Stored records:
>> Begin

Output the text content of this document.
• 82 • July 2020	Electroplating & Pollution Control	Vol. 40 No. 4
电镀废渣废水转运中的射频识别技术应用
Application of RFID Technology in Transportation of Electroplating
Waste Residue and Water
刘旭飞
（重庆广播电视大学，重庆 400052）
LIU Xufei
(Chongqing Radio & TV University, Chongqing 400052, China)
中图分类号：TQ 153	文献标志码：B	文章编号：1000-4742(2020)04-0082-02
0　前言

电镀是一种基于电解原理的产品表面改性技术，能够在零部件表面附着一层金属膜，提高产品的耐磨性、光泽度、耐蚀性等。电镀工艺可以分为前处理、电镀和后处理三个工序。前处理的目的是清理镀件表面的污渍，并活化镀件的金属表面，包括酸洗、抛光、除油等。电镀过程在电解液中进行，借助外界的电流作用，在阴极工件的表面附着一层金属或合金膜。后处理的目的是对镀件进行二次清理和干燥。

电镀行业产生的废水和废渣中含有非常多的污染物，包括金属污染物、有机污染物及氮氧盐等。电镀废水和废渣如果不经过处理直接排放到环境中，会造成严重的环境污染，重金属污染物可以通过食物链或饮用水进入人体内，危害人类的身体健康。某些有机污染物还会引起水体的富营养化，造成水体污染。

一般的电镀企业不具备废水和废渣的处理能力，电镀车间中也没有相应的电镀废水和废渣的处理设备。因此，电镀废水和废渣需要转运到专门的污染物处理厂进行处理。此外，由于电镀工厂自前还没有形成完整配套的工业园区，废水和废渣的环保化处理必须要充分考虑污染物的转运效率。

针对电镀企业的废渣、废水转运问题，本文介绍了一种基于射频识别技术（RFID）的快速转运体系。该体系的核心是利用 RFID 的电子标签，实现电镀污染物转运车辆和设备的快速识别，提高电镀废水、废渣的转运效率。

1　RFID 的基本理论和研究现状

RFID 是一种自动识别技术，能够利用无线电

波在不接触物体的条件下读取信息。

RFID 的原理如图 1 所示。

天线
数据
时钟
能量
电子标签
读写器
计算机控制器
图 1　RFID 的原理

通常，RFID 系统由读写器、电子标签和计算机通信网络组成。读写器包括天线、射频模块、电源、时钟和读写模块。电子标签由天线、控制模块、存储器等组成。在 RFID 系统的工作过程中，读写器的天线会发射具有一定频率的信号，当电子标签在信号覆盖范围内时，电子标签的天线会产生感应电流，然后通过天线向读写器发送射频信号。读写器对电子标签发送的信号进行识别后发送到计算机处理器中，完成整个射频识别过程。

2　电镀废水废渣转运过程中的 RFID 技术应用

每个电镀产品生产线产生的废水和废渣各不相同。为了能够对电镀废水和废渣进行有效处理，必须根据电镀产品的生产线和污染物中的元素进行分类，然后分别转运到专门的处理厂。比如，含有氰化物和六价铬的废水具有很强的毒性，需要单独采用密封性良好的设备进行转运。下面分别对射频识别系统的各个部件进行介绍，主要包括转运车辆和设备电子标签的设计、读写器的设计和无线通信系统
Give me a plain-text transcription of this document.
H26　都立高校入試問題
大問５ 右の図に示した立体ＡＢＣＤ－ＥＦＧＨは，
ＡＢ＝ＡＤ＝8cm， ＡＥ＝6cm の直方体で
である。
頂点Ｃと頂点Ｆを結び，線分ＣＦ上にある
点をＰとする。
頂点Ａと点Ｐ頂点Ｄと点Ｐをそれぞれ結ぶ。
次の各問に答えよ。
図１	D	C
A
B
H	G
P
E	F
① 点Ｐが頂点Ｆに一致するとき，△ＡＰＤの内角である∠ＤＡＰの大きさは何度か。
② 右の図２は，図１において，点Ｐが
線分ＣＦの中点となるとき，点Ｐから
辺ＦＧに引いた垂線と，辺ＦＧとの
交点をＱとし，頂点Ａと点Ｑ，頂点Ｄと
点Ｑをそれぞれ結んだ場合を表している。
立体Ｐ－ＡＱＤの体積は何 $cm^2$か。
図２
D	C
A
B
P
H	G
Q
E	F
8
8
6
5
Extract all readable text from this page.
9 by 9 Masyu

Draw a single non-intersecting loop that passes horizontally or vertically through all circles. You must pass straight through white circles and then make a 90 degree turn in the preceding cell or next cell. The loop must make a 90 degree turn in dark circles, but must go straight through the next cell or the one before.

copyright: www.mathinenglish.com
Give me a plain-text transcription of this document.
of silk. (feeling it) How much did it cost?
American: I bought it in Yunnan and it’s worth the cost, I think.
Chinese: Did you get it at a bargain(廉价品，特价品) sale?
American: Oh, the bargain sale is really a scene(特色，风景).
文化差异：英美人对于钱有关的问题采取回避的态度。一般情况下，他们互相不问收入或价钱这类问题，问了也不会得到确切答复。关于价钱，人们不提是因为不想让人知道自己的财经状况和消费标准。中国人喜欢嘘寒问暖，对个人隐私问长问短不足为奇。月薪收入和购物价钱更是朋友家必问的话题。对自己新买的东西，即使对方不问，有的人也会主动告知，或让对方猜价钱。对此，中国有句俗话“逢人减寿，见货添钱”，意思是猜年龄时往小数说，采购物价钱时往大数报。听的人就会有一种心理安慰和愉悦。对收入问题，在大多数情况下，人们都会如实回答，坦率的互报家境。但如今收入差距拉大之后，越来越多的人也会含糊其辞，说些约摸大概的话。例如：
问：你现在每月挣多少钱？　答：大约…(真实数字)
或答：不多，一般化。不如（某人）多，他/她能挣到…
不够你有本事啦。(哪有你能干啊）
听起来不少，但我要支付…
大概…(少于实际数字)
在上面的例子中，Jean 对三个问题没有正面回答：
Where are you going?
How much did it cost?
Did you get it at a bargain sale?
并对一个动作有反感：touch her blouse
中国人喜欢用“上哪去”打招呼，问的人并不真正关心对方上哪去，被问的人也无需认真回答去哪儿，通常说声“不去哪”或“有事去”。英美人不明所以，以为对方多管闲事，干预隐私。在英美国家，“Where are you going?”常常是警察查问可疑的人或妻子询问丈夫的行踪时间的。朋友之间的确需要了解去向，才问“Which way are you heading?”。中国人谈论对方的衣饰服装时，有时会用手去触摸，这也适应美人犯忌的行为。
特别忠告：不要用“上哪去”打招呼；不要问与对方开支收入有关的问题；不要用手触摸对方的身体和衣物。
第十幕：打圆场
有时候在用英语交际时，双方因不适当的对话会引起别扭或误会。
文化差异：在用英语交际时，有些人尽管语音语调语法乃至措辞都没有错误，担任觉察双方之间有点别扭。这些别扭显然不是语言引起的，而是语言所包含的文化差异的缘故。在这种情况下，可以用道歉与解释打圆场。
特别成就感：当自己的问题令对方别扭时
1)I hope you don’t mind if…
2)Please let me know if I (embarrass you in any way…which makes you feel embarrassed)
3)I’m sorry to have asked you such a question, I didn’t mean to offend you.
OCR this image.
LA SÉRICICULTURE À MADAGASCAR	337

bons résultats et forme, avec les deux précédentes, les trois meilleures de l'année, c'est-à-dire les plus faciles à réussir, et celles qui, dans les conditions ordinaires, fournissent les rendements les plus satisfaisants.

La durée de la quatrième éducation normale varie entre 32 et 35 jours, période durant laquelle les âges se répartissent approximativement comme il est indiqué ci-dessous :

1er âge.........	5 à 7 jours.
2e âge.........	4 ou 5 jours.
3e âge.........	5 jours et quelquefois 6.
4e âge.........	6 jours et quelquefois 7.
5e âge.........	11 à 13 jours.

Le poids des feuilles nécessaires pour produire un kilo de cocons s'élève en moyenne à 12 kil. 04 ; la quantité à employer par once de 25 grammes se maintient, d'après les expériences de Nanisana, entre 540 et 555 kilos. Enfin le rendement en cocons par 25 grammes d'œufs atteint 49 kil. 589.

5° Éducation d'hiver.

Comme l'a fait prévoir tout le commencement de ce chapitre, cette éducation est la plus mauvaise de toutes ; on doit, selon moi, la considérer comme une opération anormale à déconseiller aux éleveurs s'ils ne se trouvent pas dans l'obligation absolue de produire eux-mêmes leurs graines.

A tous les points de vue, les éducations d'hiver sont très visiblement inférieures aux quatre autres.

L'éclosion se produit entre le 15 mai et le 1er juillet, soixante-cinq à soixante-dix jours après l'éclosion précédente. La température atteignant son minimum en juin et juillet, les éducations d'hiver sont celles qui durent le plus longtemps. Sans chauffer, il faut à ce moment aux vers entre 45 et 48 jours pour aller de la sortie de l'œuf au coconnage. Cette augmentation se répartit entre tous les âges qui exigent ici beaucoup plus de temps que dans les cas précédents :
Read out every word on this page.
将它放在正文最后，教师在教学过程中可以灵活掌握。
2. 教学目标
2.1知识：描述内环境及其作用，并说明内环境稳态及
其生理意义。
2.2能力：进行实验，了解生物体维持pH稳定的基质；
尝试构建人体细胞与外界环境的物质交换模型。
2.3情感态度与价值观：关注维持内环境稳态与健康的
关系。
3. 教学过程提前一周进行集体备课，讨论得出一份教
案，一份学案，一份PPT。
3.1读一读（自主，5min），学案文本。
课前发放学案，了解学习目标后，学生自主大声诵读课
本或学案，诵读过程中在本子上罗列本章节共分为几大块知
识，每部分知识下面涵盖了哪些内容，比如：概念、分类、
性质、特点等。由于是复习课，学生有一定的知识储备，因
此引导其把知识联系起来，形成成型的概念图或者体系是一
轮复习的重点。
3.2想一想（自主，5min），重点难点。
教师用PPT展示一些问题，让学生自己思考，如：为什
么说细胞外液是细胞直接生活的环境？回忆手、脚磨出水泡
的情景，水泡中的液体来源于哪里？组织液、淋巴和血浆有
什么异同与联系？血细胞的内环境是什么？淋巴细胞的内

>> End

◆ **Work to complete**:
Above is a listing; report how many of its lines include the word "American", giving the number only.

◆ **Solution below**:
2